--- Requirement ---
Keep only the lines of the listing that include the word "System", and copy them.

--- Extracted data ---
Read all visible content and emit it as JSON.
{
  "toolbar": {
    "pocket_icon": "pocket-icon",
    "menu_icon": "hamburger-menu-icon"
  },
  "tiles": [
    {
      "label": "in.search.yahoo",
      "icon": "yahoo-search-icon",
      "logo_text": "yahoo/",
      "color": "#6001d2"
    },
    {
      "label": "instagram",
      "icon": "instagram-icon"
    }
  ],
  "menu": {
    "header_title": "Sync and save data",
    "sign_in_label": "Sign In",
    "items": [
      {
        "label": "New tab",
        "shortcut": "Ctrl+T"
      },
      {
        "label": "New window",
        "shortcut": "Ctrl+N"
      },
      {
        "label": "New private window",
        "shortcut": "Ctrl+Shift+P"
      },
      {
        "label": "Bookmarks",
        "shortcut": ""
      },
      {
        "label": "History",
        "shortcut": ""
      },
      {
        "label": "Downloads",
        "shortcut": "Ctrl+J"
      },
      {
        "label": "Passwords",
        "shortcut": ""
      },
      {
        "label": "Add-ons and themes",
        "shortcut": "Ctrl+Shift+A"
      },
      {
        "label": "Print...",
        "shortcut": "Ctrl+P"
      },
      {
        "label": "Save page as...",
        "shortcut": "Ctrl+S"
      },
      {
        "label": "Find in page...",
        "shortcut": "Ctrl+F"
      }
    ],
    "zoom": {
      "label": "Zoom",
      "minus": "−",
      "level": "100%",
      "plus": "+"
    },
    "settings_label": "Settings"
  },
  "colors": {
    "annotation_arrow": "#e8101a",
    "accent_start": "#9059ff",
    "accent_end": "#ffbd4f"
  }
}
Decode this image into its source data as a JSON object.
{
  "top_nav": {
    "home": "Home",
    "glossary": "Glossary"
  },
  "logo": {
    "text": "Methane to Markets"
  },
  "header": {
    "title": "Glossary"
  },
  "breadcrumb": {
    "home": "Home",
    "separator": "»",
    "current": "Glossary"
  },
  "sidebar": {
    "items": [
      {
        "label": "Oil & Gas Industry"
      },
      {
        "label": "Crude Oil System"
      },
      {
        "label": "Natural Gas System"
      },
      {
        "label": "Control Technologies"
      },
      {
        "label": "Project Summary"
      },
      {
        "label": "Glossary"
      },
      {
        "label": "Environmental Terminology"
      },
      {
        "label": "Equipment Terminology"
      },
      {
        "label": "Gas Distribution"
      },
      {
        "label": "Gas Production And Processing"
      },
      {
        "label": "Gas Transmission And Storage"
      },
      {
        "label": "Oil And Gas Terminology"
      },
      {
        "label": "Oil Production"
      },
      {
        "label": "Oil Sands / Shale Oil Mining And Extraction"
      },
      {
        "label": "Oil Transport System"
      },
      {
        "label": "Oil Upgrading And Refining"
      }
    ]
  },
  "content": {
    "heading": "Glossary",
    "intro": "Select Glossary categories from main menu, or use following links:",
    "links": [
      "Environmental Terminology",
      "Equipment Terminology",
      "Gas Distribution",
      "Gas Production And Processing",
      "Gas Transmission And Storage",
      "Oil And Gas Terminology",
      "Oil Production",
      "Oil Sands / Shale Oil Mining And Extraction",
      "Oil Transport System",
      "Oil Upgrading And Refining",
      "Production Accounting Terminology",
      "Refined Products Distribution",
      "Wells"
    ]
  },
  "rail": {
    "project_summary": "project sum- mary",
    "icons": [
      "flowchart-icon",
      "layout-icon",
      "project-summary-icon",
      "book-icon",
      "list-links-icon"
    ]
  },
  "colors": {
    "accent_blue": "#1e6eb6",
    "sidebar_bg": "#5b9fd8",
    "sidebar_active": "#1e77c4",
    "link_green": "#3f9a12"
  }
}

--- Answer to this exercise ---
        "label": "Crude Oil System"
        "label": "Natural Gas System"
        "label": "Oil Transport System"
      "Oil Transport System",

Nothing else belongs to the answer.